§ TEKS BACAAN

►

Diam-diam engkau bersyukur ketika Jakarta banjir. Malah engkau berharap banjir kali ini lebih besar dibandingkan tahun sebelumnya. Bukan apa-apa. Kamu cuma ingin melihat Jokowi, si Gubernur DKI ini, dicaci-maki oleh warganya. Kamu senang jika ini terjadi pada dia. Mentang-mentang media sering meliput blusukannya, semakin besar kepala saja ia. Begitu pikirmu. Jengkel sungguh engkau padanya sampai berlipat-lipat mulai ujung rambut hingga ujung jempol kaki. Lebih sebel lagi lihat warga yang sangat mengelu-elukan dia bak seorang pahlawan. Bah, pahlawan apa? Pahlawan kemalaman kali!
Ketika Minggu (12/01/2014) Jakarta diguyur hujan deras, hatimu girang bukan kepalang. Ayo, banjir datanglah! Ayo banjir mari ke marilah! Kepung Jakarta dari segala penjuru. Serang serentak! Kalau kurang besar, minta bantuan pasukan dari wilayah luar Jakarta. Ayo, Banjir Kiriman, segeralah meluncur ke Jakarta! Tak usah ragu, hantam saja apapun yang jadi penghalang untuk bergabung dengan air bah yang di Jakarta.
Engkau ingin melihat, apa Jokowi masih bisa menampakkan wajahnya kepada warga Jakarta yang kebanjiran. Nah lo, pastilah dia akan bersembunyi dalam selimut tebal di kamarnya yang hangat sambil berpikir mencari-cari alasan untuk ‘ngeles’.

◄

§ TUGAS WAJIB 1
Salin persis baris-baris data, mulai dari baris pertama hingga baris yang memuat "tray-icon[interactable] (701, 436, 709, 444)", termasuk baris itu.
Teks di atas dan baris-baris data merupakan bahan yang terpisah.

§ DATA TUGAS
►

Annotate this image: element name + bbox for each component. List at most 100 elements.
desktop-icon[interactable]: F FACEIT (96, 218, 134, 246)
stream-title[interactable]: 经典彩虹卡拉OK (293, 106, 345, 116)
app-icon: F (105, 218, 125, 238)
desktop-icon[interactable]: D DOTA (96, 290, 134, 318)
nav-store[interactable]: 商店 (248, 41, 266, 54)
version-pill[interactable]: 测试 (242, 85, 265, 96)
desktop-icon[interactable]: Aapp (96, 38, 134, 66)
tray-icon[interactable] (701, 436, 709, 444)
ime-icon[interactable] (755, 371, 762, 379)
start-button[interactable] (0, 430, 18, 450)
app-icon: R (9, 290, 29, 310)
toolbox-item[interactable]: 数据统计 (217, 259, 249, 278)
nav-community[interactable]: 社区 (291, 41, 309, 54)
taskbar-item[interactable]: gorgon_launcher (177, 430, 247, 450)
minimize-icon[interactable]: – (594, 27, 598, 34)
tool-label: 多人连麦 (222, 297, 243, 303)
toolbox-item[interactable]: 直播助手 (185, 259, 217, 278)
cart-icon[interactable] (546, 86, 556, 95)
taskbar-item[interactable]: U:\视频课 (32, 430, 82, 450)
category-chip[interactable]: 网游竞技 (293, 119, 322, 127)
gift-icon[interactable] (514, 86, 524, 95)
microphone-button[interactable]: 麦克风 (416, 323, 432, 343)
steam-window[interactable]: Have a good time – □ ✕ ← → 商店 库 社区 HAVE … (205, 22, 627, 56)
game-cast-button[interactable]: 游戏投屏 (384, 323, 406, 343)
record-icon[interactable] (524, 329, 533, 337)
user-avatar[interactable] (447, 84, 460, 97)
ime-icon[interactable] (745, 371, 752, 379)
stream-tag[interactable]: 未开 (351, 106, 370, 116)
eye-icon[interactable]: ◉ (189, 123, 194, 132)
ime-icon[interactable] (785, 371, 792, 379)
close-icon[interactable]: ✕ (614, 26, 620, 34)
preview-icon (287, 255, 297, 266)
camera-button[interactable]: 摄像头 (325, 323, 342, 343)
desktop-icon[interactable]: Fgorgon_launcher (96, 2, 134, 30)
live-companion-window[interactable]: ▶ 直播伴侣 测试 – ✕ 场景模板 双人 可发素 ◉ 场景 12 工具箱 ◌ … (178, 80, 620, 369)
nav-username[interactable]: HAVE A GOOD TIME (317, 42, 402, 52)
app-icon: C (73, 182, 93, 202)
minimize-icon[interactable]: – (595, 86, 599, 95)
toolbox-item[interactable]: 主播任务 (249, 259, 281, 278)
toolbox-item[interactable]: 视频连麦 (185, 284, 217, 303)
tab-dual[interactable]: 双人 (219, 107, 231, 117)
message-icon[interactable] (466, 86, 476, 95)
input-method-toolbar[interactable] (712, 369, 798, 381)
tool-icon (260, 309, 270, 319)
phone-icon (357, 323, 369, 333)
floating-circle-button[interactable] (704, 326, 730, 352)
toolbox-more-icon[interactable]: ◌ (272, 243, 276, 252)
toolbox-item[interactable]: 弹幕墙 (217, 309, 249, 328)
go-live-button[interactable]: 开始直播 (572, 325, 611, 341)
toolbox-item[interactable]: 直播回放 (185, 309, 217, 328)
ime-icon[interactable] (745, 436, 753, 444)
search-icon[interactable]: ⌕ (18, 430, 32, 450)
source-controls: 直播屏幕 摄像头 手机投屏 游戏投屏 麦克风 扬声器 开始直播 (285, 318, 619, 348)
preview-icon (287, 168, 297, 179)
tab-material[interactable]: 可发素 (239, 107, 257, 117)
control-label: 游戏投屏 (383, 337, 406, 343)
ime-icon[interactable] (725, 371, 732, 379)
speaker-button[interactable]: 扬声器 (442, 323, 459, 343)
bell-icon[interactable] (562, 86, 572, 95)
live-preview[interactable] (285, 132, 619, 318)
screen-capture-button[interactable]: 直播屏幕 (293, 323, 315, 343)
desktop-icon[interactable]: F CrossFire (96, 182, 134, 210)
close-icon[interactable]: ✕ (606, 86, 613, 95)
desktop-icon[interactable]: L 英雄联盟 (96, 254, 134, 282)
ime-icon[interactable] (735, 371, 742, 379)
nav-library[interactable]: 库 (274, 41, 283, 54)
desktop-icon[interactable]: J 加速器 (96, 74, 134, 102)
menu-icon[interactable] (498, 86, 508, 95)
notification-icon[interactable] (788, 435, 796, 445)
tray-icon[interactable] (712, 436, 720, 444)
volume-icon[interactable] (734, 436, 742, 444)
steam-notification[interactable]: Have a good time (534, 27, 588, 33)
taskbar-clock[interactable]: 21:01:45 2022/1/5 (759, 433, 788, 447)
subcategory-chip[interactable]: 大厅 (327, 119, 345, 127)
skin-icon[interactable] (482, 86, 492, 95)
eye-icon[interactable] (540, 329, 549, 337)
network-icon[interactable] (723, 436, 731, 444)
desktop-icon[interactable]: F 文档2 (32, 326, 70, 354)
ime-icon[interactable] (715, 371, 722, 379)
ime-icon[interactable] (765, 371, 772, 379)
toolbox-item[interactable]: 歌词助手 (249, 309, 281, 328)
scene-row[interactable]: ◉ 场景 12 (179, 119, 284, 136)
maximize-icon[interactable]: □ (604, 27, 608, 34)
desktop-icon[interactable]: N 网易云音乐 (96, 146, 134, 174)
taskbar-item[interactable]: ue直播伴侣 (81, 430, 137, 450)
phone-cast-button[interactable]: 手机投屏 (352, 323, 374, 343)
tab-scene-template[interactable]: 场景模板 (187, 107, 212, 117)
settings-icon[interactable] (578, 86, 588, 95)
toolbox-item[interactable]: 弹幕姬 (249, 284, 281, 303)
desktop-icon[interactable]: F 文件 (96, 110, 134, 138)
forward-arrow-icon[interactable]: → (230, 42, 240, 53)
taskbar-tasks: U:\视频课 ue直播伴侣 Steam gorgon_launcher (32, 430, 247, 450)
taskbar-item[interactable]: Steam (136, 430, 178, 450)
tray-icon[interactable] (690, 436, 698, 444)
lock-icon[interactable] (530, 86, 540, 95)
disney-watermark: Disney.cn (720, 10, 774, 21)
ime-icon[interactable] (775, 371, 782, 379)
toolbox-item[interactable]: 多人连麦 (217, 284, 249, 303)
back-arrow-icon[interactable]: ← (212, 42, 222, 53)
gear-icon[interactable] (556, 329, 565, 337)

◄

§ TUGAS WAJIB 2
Ulangi persis seluruh teks tentang banjir Jakarta dan Jokowi.

§ JAWABAN TUGAS 1
Annotate this image: element name + bbox for each component. List at most 100 elements.
desktop-icon[interactable]: F FACEIT (96, 218, 134, 246)
stream-title[interactable]: 经典彩虹卡拉OK (293, 106, 345, 116)
app-icon: F (105, 218, 125, 238)
desktop-icon[interactable]: D DOTA (96, 290, 134, 318)
nav-store[interactable]: 商店 (248, 41, 266, 54)
version-pill[interactable]: 测试 (242, 85, 265, 96)
desktop-icon[interactable]: Aapp (96, 38, 134, 66)
tray-icon[interactable] (701, 436, 709, 444)

§ JAWABAN TUGAS 2
Diam-diam engkau bersyukur ketika Jakarta banjir. Malah engkau berharap banjir kali ini lebih besar dibandingkan tahun sebelumnya. Bukan apa-apa. Kamu cuma ingin melihat Jokowi, si Gubernur DKI ini, dicaci-maki oleh warganya. Kamu senang jika ini terjadi pada dia. Mentang-mentang media sering meliput blusukannya, semakin besar kepala saja ia. Begitu pikirmu. Jengkel sungguh engkau padanya sampai berlipat-lipat mulai ujung rambut hingga ujung jempol kaki. Lebih sebel lagi lihat warga yang sangat mengelu-elukan dia bak seorang pahlawan. Bah, pahlawan apa? Pahlawan kemalaman kali!
Ketika Minggu (12/01/2014) Jakarta diguyur hujan deras, hatimu girang bukan kepalang. Ayo, banjir datanglah! Ayo banjir mari ke marilah! Kepung Jakarta dari segala penjuru. Serang serentak! Kalau kurang besar, minta bantuan pasukan dari wilayah luar Jakarta. Ayo, Banjir Kiriman, segeralah meluncur ke Jakarta! Tak usah ragu, hantam saja apapun yang jadi penghalang untuk bergabung dengan air bah yang di Jakarta.
Engkau ingin melihat, apa Jokowi masih bisa menampakkan wajahnya kepada warga Jakarta yang kebanjiran. Nah lo, pastilah dia akan bersembunyi dalam selimut tebal di kamarnya yang hangat sambil berpikir mencari-cari alasan untuk ‘ngeles’.